[Extracts from a graphics dataset]
##############################
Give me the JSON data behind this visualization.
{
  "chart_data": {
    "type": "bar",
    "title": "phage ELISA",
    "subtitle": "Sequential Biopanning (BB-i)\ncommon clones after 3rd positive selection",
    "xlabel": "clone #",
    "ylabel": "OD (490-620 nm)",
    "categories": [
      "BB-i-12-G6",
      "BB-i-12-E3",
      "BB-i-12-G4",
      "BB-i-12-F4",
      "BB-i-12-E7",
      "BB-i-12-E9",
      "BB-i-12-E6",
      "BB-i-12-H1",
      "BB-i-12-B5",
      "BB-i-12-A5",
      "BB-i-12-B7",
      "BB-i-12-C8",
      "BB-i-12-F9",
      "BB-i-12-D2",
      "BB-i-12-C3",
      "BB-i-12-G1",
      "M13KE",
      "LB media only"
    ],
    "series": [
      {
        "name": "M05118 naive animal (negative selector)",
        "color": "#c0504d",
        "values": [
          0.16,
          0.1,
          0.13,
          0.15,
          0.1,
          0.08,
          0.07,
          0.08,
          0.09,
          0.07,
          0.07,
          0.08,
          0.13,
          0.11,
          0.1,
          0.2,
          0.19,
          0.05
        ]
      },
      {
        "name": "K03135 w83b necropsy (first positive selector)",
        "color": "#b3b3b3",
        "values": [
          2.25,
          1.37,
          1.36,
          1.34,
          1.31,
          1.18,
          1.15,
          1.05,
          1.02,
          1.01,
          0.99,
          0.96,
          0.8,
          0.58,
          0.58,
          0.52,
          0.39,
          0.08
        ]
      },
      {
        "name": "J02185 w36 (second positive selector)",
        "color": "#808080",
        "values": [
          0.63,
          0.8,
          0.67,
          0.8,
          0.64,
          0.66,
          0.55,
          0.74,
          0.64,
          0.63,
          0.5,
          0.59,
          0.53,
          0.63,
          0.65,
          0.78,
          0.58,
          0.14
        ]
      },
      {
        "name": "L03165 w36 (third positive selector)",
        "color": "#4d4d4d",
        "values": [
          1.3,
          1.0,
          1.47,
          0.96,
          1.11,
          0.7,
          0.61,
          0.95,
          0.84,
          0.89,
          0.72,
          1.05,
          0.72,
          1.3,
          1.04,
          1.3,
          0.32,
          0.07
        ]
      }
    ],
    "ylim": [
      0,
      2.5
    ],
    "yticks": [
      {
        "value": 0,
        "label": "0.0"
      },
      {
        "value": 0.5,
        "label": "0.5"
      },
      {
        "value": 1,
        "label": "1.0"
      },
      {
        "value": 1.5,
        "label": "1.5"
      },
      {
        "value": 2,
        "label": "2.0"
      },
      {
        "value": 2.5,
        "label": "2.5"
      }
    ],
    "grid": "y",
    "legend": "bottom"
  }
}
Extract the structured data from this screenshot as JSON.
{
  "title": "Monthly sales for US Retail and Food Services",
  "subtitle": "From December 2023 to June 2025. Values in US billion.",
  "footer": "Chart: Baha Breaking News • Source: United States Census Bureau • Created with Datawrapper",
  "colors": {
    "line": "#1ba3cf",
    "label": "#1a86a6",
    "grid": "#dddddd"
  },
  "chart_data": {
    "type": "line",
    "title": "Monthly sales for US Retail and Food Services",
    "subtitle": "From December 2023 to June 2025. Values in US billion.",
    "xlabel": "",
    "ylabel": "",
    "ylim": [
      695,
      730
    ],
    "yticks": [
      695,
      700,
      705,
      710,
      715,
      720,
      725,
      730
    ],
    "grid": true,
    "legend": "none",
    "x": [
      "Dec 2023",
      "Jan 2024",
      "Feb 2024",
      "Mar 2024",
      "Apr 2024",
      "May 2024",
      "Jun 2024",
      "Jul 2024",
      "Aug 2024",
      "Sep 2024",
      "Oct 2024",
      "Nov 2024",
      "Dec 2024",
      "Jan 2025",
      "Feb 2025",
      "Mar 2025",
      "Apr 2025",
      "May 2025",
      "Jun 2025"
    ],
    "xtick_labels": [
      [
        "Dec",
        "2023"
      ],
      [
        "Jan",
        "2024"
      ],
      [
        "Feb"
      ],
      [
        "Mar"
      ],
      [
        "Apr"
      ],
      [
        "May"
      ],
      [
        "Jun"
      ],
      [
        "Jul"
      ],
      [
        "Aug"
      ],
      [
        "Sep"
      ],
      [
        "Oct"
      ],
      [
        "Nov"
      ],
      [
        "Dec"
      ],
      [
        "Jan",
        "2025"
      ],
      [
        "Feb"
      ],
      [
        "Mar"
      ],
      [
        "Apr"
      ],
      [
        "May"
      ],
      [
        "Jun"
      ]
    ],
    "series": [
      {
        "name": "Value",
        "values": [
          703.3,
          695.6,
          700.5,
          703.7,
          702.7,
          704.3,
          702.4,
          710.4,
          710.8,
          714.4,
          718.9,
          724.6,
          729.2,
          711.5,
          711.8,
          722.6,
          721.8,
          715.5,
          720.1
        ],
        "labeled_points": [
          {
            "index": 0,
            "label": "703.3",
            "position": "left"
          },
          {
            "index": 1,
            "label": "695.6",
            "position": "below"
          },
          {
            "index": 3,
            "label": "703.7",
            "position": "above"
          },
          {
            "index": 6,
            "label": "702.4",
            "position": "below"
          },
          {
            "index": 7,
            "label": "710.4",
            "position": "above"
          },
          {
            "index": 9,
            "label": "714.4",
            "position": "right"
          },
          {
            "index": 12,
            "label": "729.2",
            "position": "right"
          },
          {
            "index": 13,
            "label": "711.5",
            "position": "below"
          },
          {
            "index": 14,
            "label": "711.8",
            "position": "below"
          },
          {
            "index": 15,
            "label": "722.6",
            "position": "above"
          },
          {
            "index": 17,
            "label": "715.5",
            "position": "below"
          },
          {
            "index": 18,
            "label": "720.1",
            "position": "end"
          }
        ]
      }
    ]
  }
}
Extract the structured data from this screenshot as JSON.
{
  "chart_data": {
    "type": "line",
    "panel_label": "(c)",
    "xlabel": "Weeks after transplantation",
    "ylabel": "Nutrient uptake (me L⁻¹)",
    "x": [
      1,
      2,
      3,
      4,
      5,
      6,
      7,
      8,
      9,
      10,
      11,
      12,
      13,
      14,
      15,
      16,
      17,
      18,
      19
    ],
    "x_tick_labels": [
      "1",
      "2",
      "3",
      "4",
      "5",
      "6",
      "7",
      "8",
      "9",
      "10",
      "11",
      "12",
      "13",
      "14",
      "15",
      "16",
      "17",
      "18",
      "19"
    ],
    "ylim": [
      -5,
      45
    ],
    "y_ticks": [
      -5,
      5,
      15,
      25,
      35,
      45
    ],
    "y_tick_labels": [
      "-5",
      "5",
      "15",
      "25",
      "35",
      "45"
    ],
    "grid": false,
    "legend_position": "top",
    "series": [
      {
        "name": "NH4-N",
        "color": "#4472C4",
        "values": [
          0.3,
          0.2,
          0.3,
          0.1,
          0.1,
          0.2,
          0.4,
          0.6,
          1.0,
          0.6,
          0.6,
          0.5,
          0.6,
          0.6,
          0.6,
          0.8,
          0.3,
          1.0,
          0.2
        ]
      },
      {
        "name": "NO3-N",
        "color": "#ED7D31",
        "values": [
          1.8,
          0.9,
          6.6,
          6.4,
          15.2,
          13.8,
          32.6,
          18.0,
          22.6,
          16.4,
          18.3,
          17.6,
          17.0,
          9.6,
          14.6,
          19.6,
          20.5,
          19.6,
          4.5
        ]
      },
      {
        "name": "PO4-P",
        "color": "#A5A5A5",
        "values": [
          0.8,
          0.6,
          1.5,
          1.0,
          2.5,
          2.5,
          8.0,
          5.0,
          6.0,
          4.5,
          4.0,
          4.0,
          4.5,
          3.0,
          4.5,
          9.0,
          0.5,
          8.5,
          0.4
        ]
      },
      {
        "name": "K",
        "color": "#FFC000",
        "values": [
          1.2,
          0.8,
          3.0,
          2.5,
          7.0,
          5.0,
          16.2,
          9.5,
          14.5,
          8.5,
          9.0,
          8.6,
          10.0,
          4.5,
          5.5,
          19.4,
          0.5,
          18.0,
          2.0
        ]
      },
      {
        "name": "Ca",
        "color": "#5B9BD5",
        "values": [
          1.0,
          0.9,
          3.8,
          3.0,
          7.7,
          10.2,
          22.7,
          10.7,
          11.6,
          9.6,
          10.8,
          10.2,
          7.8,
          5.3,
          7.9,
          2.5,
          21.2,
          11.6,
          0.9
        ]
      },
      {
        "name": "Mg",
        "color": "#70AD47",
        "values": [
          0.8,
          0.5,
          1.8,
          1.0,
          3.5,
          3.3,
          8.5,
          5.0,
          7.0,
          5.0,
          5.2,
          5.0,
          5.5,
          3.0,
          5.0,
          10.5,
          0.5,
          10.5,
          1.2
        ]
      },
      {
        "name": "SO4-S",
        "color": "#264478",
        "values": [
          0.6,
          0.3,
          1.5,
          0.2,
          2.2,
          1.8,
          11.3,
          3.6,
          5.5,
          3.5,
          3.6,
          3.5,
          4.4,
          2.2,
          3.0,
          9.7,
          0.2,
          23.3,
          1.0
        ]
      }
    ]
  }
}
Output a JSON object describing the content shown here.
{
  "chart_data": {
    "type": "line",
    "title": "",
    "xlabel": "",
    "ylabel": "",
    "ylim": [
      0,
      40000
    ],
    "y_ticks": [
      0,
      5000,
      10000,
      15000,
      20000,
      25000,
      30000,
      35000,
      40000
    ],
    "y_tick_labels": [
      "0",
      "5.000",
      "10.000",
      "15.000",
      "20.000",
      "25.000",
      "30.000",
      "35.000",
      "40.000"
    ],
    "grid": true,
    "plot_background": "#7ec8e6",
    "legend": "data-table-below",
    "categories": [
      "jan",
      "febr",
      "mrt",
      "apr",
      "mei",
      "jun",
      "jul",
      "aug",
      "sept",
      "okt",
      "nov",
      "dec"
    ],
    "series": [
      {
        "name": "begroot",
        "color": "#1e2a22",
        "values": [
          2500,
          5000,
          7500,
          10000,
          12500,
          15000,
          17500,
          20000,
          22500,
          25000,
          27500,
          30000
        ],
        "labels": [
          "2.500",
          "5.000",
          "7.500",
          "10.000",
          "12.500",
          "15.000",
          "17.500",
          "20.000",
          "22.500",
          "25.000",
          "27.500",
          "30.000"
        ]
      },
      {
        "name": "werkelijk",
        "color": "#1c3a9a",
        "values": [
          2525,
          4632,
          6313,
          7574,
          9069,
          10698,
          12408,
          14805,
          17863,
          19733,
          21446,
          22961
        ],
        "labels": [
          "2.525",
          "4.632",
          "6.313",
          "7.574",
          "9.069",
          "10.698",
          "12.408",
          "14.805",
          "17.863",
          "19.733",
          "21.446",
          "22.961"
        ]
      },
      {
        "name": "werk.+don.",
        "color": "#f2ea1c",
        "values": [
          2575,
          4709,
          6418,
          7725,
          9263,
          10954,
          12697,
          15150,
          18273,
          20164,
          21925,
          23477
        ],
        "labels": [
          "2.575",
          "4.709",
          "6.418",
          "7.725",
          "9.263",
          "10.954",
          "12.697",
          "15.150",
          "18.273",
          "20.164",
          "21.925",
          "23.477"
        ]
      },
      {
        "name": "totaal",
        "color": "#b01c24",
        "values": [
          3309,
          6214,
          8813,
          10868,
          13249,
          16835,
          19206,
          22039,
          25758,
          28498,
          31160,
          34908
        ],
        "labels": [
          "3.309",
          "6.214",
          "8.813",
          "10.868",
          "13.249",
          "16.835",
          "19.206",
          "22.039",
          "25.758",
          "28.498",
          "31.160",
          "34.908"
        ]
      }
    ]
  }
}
##############################
Instructions for the task: From the listing above, copy every line that includes the word "Retail".

Task response:
  "title": "Monthly sales for US Retail and Food Services",
    "title": "Monthly sales for US Retail and Food Services",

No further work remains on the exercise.